The exercise:
Print only the line with "Convert this chart" and the lines after it, ending with the last line of the material, each exactly as it stands.

.....

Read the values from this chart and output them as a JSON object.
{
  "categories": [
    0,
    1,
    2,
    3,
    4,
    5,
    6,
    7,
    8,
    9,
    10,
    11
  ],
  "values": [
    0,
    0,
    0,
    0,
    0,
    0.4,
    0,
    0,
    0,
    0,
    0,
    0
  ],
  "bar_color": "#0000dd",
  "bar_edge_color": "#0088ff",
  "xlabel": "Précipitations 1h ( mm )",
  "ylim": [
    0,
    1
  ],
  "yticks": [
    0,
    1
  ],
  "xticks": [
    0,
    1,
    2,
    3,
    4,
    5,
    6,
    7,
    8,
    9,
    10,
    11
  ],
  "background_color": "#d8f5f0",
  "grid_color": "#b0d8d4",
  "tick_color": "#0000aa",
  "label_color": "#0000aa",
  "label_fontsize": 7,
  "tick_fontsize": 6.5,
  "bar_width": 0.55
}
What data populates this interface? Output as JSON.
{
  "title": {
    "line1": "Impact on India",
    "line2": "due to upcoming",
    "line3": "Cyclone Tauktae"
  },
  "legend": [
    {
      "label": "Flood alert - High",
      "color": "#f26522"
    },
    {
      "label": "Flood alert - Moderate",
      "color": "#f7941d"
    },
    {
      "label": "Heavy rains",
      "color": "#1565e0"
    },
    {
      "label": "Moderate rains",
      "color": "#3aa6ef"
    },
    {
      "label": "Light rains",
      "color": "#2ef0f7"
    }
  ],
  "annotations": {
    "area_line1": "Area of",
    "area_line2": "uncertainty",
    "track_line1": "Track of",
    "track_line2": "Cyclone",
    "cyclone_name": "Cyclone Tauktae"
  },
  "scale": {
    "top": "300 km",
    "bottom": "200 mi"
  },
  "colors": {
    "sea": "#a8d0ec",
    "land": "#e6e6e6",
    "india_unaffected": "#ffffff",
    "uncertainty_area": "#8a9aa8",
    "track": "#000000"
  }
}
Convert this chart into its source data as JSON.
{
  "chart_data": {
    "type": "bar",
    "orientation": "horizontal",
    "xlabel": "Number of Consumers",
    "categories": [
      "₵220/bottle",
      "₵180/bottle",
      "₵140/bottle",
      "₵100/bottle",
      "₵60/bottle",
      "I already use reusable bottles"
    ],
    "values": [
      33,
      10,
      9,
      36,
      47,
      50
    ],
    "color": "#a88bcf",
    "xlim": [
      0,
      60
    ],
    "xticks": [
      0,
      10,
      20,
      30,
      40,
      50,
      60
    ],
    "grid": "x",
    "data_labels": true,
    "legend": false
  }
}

.....

Output for this exercise:
Convert this chart into its source data as JSON.
{
  "chart_data": {
    "type": "bar",
    "orientation": "horizontal",
    "xlabel": "Number of Consumers",
    "categories": [
      "₵220/bottle",
      "₵180/bottle",
      "₵140/bottle",
      "₵100/bottle",
      "₵60/bottle",
      "I already use reusable bottles"
    ],
    "values": [
      33,
      10,
      9,
      36,
      47,
      50
    ],
    "color": "#a88bcf",
    "xlim": [
      0,
      60
    ],
    "xticks": [
      0,
      10,
      20,
      30,
      40,
      50,
      60
    ],
    "grid": "x",
    "data_labels": true,
    "legend": false
  }
}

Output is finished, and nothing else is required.